Data items:
⟨

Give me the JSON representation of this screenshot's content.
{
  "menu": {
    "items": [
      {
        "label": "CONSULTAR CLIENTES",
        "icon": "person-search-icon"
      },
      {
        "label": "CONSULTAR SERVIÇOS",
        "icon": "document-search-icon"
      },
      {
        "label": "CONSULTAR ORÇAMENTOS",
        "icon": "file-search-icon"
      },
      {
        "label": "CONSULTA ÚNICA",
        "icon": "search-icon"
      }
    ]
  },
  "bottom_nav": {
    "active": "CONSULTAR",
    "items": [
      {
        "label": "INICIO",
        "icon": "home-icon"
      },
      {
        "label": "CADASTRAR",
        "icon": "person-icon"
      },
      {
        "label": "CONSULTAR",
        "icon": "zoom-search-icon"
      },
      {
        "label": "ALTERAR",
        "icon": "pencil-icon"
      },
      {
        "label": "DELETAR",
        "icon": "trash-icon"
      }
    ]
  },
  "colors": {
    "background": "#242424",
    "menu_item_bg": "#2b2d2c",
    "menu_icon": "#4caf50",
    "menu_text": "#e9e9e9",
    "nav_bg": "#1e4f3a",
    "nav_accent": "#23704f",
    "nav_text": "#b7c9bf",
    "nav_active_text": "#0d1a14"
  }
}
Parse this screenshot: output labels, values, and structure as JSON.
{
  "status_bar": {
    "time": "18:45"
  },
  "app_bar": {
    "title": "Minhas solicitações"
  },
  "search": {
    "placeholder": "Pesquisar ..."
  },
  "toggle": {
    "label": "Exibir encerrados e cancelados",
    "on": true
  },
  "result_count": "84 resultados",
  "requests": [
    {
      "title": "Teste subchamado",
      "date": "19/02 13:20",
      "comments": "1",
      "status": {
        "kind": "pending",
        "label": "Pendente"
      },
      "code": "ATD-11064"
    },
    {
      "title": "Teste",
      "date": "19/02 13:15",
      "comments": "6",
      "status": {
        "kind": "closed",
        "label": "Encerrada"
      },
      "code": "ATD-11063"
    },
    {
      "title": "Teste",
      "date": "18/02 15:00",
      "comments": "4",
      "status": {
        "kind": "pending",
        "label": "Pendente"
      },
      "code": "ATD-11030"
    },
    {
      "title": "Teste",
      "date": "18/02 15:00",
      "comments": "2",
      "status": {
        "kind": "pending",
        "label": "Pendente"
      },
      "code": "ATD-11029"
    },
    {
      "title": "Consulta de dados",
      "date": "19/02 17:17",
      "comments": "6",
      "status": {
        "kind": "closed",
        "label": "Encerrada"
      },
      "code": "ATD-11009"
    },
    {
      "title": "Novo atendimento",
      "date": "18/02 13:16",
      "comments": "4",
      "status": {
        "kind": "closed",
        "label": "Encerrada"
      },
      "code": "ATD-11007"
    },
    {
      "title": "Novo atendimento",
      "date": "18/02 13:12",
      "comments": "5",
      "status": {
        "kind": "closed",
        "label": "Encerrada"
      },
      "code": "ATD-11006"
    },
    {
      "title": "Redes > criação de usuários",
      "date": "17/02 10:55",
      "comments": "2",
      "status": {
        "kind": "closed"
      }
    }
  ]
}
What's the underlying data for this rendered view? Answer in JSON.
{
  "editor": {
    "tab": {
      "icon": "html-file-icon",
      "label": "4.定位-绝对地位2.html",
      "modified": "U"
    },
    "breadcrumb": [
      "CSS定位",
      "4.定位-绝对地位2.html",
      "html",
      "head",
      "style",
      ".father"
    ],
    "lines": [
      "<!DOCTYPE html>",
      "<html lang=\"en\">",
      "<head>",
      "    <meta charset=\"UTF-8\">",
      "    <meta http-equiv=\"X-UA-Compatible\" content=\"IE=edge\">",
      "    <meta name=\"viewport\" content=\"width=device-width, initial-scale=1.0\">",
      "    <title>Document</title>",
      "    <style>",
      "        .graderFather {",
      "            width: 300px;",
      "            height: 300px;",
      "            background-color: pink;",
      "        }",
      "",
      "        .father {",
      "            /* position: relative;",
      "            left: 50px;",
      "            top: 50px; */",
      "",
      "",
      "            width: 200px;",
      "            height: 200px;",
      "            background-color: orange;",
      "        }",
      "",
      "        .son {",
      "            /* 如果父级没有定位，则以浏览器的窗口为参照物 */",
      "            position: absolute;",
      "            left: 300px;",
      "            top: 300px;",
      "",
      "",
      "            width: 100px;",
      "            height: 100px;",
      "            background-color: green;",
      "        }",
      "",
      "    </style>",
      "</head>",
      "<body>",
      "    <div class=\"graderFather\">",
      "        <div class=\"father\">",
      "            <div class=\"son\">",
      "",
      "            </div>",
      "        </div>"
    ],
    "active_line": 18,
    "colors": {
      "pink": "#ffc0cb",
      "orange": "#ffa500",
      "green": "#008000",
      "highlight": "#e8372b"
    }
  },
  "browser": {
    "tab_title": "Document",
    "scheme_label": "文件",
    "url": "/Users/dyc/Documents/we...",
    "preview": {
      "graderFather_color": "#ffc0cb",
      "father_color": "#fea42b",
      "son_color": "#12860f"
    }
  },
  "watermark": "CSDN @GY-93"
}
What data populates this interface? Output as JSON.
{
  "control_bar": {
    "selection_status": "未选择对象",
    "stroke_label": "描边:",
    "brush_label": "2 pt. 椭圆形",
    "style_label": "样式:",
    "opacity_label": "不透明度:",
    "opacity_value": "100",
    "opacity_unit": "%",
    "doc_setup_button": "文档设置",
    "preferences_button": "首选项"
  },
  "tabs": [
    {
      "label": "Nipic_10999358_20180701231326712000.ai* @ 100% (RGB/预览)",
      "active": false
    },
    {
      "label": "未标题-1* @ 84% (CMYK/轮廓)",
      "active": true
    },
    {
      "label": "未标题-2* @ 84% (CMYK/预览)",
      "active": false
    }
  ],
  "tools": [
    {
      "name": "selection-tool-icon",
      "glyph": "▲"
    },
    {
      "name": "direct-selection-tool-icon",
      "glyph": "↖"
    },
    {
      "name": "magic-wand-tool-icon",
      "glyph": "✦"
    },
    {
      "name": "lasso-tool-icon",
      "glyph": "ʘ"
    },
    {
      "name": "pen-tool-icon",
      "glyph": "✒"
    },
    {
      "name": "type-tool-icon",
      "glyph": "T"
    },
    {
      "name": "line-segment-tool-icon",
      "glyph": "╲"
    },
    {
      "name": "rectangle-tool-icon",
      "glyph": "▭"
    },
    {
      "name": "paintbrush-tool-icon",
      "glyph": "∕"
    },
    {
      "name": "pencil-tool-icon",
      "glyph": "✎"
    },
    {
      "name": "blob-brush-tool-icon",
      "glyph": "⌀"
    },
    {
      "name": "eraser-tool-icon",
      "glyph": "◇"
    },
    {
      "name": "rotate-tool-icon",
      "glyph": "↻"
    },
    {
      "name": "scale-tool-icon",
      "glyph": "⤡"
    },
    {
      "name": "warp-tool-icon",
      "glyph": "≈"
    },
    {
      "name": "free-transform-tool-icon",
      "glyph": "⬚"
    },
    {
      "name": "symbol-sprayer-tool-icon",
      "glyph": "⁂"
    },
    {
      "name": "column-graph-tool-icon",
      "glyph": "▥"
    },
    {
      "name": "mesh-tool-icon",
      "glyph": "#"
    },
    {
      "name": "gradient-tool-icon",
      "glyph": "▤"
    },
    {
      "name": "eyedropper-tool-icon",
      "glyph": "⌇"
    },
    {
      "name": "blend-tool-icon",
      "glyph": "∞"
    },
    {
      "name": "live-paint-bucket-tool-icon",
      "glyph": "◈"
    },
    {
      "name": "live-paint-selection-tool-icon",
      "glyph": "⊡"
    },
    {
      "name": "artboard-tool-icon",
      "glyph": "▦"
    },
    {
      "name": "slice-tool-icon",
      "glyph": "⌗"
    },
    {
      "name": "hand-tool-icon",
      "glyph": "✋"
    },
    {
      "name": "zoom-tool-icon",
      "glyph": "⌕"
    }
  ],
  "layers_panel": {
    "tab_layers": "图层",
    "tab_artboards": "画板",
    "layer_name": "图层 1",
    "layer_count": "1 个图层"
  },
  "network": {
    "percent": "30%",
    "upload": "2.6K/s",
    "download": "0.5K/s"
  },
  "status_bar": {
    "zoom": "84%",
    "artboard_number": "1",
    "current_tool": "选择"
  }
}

⟩

> AIM OF THE TASK
Extract lines where the string "height" occurs.

> OUTPUT OF THE TASK
      "            height: 300px;",
      "            height: 200px;",
      "            height: 100px;",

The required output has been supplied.